_WHAT YOU SHOULD DO_
Compile every line that includes the word "this".

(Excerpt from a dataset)
______

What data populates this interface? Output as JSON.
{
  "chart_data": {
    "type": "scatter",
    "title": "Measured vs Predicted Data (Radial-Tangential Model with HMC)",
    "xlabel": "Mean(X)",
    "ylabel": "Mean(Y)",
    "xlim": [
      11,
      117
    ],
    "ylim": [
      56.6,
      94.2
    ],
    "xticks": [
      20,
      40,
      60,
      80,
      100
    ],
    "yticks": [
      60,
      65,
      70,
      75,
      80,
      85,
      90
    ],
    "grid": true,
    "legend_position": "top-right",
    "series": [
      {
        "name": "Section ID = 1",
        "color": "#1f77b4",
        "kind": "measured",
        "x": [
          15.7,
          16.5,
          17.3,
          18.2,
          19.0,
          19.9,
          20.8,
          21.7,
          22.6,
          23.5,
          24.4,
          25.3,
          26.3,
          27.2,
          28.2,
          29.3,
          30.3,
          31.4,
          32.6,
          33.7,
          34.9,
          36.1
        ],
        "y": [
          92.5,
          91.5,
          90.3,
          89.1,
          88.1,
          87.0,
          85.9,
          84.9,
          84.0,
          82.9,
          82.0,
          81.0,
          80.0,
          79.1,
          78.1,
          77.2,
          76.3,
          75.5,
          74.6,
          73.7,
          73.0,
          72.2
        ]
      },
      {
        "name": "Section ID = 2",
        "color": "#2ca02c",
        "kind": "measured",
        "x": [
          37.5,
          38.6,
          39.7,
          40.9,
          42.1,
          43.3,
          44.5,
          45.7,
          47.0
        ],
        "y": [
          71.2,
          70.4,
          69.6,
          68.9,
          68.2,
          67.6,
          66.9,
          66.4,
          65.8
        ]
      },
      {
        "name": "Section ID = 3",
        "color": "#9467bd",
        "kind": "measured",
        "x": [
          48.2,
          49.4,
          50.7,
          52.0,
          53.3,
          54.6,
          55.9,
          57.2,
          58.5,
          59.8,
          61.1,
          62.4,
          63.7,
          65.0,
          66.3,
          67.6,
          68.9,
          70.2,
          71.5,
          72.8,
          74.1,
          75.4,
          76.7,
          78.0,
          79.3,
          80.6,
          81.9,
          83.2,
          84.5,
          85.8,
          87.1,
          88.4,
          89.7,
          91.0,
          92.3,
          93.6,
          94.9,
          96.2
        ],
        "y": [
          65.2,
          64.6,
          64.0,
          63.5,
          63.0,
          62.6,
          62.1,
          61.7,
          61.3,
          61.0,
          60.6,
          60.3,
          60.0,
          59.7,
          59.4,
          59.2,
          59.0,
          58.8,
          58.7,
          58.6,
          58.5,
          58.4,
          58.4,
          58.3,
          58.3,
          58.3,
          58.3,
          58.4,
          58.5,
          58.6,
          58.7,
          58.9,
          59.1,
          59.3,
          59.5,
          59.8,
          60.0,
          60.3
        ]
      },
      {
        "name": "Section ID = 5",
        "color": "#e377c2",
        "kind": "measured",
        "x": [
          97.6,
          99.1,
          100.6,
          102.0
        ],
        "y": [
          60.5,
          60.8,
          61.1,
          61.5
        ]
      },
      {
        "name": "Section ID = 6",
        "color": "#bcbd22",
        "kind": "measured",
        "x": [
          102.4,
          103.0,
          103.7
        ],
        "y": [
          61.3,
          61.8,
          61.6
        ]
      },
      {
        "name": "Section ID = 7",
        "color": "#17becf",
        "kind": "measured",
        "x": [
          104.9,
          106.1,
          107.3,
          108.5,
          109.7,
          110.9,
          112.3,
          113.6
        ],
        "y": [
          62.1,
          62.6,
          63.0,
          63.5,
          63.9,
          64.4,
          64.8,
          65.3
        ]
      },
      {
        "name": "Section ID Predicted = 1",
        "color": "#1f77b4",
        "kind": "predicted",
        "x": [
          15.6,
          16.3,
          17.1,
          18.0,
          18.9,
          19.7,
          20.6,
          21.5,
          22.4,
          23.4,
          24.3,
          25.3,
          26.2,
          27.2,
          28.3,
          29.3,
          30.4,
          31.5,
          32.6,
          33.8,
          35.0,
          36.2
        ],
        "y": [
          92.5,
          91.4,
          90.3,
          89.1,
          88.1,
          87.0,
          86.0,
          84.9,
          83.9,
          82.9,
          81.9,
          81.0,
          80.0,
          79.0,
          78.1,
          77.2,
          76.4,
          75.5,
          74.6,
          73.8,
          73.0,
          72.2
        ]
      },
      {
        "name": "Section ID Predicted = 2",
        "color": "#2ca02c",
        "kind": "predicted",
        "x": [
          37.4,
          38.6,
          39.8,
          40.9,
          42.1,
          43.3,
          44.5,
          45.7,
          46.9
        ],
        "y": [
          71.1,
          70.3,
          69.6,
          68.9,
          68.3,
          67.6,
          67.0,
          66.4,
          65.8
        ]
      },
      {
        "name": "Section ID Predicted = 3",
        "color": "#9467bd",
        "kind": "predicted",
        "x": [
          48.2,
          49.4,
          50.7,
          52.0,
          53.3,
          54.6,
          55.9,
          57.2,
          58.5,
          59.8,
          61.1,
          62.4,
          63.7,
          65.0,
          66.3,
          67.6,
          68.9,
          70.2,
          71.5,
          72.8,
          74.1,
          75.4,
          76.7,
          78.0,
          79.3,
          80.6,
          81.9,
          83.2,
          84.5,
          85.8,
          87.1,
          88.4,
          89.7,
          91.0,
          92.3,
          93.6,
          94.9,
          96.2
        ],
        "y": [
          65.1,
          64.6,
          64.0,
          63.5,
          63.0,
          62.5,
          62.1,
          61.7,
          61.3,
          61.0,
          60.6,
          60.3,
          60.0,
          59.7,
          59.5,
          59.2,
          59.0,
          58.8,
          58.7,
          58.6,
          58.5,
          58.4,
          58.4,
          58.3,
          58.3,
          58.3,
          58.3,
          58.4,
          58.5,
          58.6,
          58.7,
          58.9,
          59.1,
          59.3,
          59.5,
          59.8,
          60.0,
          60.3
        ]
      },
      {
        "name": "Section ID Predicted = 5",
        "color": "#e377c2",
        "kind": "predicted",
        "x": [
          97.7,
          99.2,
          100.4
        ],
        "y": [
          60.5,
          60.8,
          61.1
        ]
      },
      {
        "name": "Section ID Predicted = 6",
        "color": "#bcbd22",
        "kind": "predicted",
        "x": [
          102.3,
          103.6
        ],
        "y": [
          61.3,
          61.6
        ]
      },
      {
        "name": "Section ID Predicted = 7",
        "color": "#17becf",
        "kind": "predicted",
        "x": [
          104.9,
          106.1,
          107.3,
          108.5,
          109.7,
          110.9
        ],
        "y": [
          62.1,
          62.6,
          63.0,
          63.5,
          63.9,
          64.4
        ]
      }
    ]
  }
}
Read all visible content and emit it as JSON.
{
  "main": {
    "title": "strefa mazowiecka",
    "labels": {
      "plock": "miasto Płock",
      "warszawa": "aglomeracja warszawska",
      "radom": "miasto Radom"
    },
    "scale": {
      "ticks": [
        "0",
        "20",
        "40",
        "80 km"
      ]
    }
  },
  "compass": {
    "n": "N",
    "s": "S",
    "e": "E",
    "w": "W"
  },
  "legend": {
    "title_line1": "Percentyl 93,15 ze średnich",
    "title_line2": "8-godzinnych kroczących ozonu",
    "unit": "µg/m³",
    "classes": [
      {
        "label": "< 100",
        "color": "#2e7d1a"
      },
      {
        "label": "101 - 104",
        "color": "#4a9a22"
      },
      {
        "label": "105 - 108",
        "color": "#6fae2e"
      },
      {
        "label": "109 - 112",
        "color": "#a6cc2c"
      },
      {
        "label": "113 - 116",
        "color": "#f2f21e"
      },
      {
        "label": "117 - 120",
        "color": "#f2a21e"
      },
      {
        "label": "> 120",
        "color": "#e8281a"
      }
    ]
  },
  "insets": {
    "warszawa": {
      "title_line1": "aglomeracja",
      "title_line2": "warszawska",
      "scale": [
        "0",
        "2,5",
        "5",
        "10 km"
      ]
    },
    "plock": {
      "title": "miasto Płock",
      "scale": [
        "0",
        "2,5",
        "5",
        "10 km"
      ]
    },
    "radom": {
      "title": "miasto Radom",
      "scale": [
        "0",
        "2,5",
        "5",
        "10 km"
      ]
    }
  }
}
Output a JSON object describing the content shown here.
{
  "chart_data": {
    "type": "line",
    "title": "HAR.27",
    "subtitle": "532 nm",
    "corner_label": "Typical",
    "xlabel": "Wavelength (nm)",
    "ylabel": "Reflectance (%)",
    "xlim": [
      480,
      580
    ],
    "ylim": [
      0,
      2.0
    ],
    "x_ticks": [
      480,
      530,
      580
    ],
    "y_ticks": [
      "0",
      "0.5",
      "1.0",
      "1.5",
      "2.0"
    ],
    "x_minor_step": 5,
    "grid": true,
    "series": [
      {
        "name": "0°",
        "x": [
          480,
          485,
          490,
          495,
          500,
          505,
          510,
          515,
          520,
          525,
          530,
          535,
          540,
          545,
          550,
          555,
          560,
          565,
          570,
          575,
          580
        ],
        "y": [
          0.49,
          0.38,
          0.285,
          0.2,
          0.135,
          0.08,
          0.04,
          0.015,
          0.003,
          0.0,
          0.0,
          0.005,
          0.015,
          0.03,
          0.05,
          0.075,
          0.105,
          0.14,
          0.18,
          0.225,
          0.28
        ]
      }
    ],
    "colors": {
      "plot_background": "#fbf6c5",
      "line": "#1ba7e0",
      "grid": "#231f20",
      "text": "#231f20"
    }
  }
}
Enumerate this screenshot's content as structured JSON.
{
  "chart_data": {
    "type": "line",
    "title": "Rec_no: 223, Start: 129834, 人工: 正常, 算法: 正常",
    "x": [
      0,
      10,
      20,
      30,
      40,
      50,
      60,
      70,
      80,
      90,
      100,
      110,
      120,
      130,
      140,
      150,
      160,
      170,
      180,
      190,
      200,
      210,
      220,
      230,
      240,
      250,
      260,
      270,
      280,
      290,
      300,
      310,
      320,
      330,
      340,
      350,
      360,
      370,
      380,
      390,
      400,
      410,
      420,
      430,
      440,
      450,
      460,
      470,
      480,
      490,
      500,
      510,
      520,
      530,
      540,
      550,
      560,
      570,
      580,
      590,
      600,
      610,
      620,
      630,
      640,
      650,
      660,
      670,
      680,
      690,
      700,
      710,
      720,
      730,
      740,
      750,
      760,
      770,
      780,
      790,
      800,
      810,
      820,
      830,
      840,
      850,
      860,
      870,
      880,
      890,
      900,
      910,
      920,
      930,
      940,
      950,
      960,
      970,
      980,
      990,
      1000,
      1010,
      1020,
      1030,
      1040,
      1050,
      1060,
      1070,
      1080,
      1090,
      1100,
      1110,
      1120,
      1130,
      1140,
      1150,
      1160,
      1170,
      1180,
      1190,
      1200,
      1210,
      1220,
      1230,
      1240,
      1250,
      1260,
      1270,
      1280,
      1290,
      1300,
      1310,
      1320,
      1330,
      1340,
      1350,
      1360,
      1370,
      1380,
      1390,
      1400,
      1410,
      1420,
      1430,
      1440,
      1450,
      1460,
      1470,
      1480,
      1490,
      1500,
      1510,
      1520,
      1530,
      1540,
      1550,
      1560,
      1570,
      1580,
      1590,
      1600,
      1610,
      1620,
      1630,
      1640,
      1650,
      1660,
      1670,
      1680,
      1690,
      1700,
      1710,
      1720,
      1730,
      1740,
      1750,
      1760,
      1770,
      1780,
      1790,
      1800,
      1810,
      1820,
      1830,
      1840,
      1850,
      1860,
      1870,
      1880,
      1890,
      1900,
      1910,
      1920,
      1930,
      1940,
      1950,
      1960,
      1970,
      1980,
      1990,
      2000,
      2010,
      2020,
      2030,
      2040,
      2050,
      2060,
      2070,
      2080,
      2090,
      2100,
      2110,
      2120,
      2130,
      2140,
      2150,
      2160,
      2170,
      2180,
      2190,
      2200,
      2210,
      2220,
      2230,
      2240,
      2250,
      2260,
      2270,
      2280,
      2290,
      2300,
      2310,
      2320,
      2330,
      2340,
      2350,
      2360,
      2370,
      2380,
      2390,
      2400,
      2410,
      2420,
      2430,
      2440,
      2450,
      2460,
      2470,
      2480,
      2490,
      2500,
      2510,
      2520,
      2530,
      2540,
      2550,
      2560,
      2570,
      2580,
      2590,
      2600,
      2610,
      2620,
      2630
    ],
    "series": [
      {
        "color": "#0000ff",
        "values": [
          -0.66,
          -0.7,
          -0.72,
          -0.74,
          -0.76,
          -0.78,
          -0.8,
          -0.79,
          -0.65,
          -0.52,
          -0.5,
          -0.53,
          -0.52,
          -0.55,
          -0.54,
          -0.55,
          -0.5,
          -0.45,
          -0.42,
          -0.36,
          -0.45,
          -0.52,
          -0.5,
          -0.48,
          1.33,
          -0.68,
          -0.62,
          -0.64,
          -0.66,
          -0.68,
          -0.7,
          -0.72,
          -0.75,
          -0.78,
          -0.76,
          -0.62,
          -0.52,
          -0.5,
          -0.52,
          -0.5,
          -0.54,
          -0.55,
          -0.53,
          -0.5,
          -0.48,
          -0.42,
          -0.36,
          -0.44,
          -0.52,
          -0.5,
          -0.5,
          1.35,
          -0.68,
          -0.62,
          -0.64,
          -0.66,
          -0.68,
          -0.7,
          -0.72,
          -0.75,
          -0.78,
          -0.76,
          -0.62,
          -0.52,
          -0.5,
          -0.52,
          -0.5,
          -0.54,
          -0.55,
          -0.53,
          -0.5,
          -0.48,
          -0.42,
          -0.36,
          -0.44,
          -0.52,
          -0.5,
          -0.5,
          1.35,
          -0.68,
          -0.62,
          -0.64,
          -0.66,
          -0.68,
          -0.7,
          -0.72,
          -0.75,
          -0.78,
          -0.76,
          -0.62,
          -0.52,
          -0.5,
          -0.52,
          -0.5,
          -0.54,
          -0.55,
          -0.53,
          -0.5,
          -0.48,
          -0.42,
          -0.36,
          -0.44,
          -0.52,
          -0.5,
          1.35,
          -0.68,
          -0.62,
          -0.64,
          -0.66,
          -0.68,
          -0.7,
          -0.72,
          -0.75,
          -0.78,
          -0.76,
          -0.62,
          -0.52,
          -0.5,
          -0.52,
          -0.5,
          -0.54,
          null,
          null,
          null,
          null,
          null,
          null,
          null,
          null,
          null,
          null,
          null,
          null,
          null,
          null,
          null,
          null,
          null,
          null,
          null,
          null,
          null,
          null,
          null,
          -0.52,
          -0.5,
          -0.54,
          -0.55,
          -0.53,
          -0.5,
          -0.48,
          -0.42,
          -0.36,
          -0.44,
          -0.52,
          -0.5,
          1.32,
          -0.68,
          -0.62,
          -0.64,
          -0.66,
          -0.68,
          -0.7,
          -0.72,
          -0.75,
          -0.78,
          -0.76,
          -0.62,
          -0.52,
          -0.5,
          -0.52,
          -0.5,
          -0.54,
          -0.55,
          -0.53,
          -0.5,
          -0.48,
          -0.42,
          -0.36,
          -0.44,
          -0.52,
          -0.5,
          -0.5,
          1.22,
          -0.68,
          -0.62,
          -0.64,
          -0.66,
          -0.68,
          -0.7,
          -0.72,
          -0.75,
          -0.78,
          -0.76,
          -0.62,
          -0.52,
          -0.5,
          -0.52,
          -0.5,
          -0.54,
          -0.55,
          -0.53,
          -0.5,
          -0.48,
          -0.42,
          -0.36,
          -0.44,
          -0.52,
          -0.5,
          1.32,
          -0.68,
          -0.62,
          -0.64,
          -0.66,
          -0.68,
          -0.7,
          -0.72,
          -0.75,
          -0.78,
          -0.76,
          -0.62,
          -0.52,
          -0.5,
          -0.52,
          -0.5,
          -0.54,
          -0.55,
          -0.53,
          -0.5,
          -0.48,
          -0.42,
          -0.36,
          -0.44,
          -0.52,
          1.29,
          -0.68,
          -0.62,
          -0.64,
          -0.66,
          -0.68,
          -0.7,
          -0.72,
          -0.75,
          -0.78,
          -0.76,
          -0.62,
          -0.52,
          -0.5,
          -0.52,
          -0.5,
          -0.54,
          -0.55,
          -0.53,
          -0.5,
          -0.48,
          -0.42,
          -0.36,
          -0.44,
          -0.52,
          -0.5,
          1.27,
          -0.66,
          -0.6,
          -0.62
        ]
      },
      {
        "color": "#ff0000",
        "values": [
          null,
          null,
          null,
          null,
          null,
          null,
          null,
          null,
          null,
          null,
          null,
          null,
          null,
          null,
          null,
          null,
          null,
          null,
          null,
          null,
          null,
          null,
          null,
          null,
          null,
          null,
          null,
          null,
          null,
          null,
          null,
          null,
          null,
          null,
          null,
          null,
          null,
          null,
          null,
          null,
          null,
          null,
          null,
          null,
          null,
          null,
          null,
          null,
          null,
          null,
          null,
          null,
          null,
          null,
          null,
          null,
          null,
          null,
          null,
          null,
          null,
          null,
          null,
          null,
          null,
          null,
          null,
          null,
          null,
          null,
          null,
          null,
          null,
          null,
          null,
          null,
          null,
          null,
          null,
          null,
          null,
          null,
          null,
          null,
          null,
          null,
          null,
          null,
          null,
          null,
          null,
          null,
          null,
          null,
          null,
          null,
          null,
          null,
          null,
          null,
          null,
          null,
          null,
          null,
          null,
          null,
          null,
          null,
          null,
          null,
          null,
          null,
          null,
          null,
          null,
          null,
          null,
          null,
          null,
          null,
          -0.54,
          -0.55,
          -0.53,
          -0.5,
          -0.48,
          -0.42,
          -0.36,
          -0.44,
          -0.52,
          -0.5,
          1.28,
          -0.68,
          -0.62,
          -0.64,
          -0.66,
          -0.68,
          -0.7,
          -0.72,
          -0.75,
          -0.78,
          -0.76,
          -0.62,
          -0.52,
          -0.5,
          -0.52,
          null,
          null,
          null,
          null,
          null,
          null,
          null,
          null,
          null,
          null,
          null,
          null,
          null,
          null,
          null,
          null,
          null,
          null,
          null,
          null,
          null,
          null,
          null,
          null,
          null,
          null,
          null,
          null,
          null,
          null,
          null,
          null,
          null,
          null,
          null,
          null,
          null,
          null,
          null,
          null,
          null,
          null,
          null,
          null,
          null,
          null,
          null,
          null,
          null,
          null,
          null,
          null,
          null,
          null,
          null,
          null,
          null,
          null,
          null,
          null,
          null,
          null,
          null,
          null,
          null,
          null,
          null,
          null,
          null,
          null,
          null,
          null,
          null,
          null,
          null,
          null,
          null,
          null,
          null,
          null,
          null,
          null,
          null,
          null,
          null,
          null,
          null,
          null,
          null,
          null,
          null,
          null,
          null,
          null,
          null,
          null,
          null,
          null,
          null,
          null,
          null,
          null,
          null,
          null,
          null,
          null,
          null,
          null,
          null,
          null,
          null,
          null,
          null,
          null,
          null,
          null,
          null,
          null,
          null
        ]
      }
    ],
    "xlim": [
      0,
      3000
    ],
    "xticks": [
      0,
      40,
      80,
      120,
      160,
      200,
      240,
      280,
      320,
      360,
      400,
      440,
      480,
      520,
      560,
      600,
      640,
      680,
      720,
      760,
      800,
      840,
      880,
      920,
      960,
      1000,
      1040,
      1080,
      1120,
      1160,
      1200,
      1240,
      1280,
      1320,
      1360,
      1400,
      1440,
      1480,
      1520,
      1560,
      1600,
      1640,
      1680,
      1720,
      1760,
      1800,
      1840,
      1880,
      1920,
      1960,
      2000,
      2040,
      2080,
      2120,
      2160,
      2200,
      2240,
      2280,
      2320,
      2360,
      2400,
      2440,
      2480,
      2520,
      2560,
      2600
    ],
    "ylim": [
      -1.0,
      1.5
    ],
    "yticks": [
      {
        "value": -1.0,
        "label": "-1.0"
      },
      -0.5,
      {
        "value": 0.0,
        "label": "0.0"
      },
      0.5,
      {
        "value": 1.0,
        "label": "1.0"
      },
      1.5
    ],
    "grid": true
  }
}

______

_ANSWER_
What data populates this interface? Output as JSON.
Enumerate this screenshot's content as structured JSON.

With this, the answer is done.